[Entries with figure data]
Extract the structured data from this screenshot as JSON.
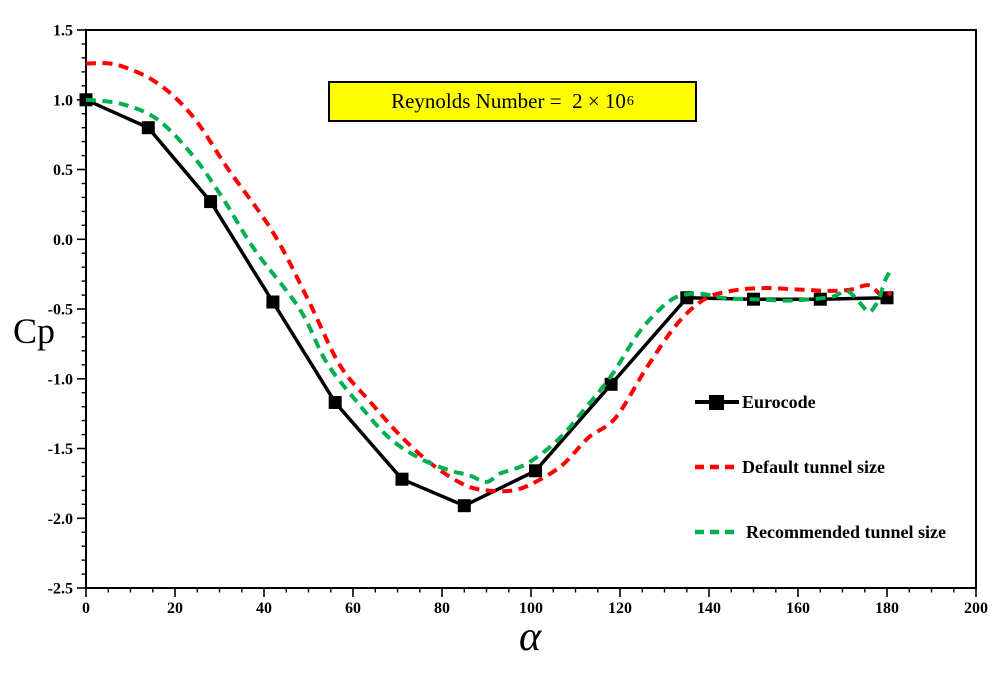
{
  "annotation": {
    "text": "Reynolds Number =  2 × 10",
    "exponent": "6",
    "background": "#ffff00",
    "border_color": "#000000"
  },
  "chart_data": {
    "type": "line",
    "title": "Reynolds Number = 2 × 10⁶",
    "xlabel": "α",
    "ylabel": "Cp",
    "xlim": [
      0,
      200
    ],
    "ylim": [
      -2.5,
      1.5
    ],
    "grid": false,
    "legend_position": "inside-right-middle",
    "x_major_ticks": [
      0,
      20,
      40,
      60,
      80,
      100,
      120,
      140,
      160,
      180,
      200
    ],
    "x_tick_labels": [
      "0",
      "20",
      "40",
      "60",
      "80",
      "100",
      "120",
      "140",
      "160",
      "180",
      "200"
    ],
    "x_minor_step": 5,
    "y_major_ticks": [
      1.5,
      1.0,
      0.5,
      0.0,
      -0.5,
      -1.0,
      -1.5,
      -2.0,
      -2.5
    ],
    "y_tick_labels": [
      "1.5",
      "1.0",
      "0.5",
      "0.0",
      "-0.5",
      "-1.0",
      "-1.5",
      "-2.0",
      "-2.5"
    ],
    "y_minor_step": 0.1,
    "series": [
      {
        "name": "Eurocode",
        "color": "#000000",
        "style": "solid",
        "marker": "square",
        "smooth": false,
        "line_width": 3.5,
        "points": [
          [
            0,
            1.0
          ],
          [
            14,
            0.8
          ],
          [
            28,
            0.27
          ],
          [
            42,
            -0.45
          ],
          [
            56,
            -1.17
          ],
          [
            71,
            -1.72
          ],
          [
            85,
            -1.91
          ],
          [
            101,
            -1.66
          ],
          [
            118,
            -1.04
          ],
          [
            135,
            -0.42
          ],
          [
            150,
            -0.43
          ],
          [
            165,
            -0.43
          ],
          [
            180,
            -0.42
          ]
        ]
      },
      {
        "name": "Default tunnel size",
        "color": "#ff0000",
        "style": "dashed",
        "marker": "none",
        "smooth": true,
        "line_width": 4,
        "points": [
          [
            0,
            1.26
          ],
          [
            7,
            1.25
          ],
          [
            16,
            1.12
          ],
          [
            24,
            0.88
          ],
          [
            32,
            0.5
          ],
          [
            42,
            0.05
          ],
          [
            50,
            -0.44
          ],
          [
            57,
            -0.9
          ],
          [
            64,
            -1.17
          ],
          [
            71,
            -1.42
          ],
          [
            78,
            -1.62
          ],
          [
            85,
            -1.76
          ],
          [
            90,
            -1.8
          ],
          [
            96,
            -1.8
          ],
          [
            101,
            -1.74
          ],
          [
            107,
            -1.62
          ],
          [
            113,
            -1.42
          ],
          [
            119,
            -1.28
          ],
          [
            126,
            -0.92
          ],
          [
            133,
            -0.6
          ],
          [
            139,
            -0.43
          ],
          [
            145,
            -0.37
          ],
          [
            152,
            -0.35
          ],
          [
            160,
            -0.36
          ],
          [
            167,
            -0.37
          ],
          [
            172,
            -0.36
          ],
          [
            176,
            -0.33
          ],
          [
            179,
            -0.41
          ],
          [
            181,
            -0.38
          ]
        ]
      },
      {
        "name": "Recommended tunnel size",
        "color": "#00b050",
        "style": "dashed",
        "marker": "none",
        "smooth": true,
        "line_width": 4,
        "points": [
          [
            0,
            1.0
          ],
          [
            8,
            0.97
          ],
          [
            16,
            0.86
          ],
          [
            24,
            0.6
          ],
          [
            31,
            0.28
          ],
          [
            38,
            -0.08
          ],
          [
            48,
            -0.5
          ],
          [
            54,
            -0.88
          ],
          [
            61,
            -1.17
          ],
          [
            68,
            -1.42
          ],
          [
            75,
            -1.57
          ],
          [
            82,
            -1.66
          ],
          [
            86,
            -1.69
          ],
          [
            90,
            -1.74
          ],
          [
            93,
            -1.68
          ],
          [
            99,
            -1.61
          ],
          [
            106,
            -1.44
          ],
          [
            112,
            -1.22
          ],
          [
            118,
            -0.98
          ],
          [
            124,
            -0.68
          ],
          [
            129,
            -0.5
          ],
          [
            133,
            -0.41
          ],
          [
            138,
            -0.39
          ],
          [
            143,
            -0.42
          ],
          [
            150,
            -0.43
          ],
          [
            157,
            -0.44
          ],
          [
            163,
            -0.43
          ],
          [
            168,
            -0.41
          ],
          [
            171,
            -0.37
          ],
          [
            174,
            -0.46
          ],
          [
            176,
            -0.52
          ],
          [
            178,
            -0.44
          ],
          [
            179.5,
            -0.3
          ],
          [
            180.5,
            -0.24
          ]
        ]
      }
    ]
  }
}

- WHAT YOU WILL DO
Drop the images and repeat the data exactly.

- EXERCISE ANSWER
Extract the structured data from this screenshot as JSON.
{
  "annotation": {
    "text": "Reynolds Number =  2 × 10",
    "exponent": "6",
    "background": "#ffff00",
    "border_color": "#000000"
  },
  "chart_data": {
    "type": "line",
    "title": "Reynolds Number = 2 × 10⁶",
    "xlabel": "α",
    "ylabel": "Cp",
    "xlim": [
      0,
      200
    ],
    "ylim": [
      -2.5,
      1.5
    ],
    "grid": false,
    "legend_position": "inside-right-middle",
    "x_major_ticks": [
      0,
      20,
      40,
      60,
      80,
      100,
      120,
      140,
      160,
      180,
      200
    ],
    "x_tick_labels": [
      "0",
      "20",
      "40",
      "60",
      "80",
      "100",
      "120",
      "140",
      "160",
      "180",
      "200"
    ],
    "x_minor_step": 5,
    "y_major_ticks": [
      1.5,
      1.0,
      0.5,
      0.0,
      -0.5,
      -1.0,
      -1.5,
      -2.0,
      -2.5
    ],
    "y_tick_labels": [
      "1.5",
      "1.0",
      "0.5",
      "0.0",
      "-0.5",
      "-1.0",
      "-1.5",
      "-2.0",
      "-2.5"
    ],
    "y_minor_step": 0.1,
    "series": [
      {
        "name": "Eurocode",
        "color": "#000000",
        "style": "solid",
        "marker": "square",
        "smooth": false,
        "line_width": 3.5,
        "points": [
          [
            0,
            1.0
          ],
          [
            14,
            0.8
          ],
          [
            28,
            0.27
          ],
          [
            42,
            -0.45
          ],
          [
            56,
            -1.17
          ],
          [
            71,
            -1.72
          ],
          [
            85,
            -1.91
          ],
          [
            101,
            -1.66
          ],
          [
            118,
            -1.04
          ],
          [
            135,
            -0.42
          ],
          [
            150,
            -0.43
          ],
          [
            165,
            -0.43
          ],
          [
            180,
            -0.42
          ]
        ]
      },
      {
        "name": "Default tunnel size",
        "color": "#ff0000",
        "style": "dashed",
        "marker": "none",
        "smooth": true,
        "line_width": 4,
        "points": [
          [
            0,
            1.26
          ],
          [
            7,
            1.25
          ],
          [
            16,
            1.12
          ],
          [
            24,
            0.88
          ],
          [
            32,
            0.5
          ],
          [
            42,
            0.05
          ],
          [
            50,
            -0.44
          ],
          [
            57,
            -0.9
          ],
          [
            64,
            -1.17
          ],
          [
            71,
            -1.42
          ],
          [
            78,
            -1.62
          ],
          [
            85,
            -1.76
          ],
          [
            90,
            -1.8
          ],
          [
            96,
            -1.8
          ],
          [
            101,
            -1.74
          ],
          [
            107,
            -1.62
          ],
          [
            113,
            -1.42
          ],
          [
            119,
            -1.28
          ],
          [
            126,
            -0.92
          ],
          [
            133,
            -0.6
          ],
          [
            139,
            -0.43
          ],
          [
            145,
            -0.37
          ],
          [
            152,
            -0.35
          ],
          [
            160,
            -0.36
          ],
          [
            167,
            -0.37
          ],
          [
            172,
            -0.36
          ],
          [
            176,
            -0.33
          ],
          [
            179,
            -0.41
          ],
          [
            181,
            -0.38
          ]
        ]
      },
      {
        "name": "Recommended tunnel size",
        "color": "#00b050",
        "style": "dashed",
        "marker": "none",
        "smooth": true,
        "line_width": 4,
        "points": [
          [
            0,
            1.0
          ],
          [
            8,
            0.97
          ],
          [
            16,
            0.86
          ],
          [
            24,
            0.6
          ],
          [
            31,
            0.28
          ],
          [
            38,
            -0.08
          ],
          [
            48,
            -0.5
          ],
          [
            54,
            -0.88
          ],
          [
            61,
            -1.17
          ],
          [
            68,
            -1.42
          ],
          [
            75,
            -1.57
          ],
          [
            82,
            -1.66
          ],
          [
            86,
            -1.69
          ],
          [
            90,
            -1.74
          ],
          [
            93,
            -1.68
          ],
          [
            99,
            -1.61
          ],
          [
            106,
            -1.44
          ],
          [
            112,
            -1.22
          ],
          [
            118,
            -0.98
          ],
          [
            124,
            -0.68
          ],
          [
            129,
            -0.5
          ],
          [
            133,
            -0.41
          ],
          [
            138,
            -0.39
          ],
          [
            143,
            -0.42
          ],
          [
            150,
            -0.43
          ],
          [
            157,
            -0.44
          ],
          [
            163,
            -0.43
          ],
          [
            168,
            -0.41
          ],
          [
            171,
            -0.37
          ],
          [
            174,
            -0.46
          ],
          [
            176,
            -0.52
          ],
          [
            178,
            -0.44
          ],
          [
            179.5,
            -0.3
          ],
          [
            180.5,
            -0.24
          ]
        ]
      }
    ]
  }
}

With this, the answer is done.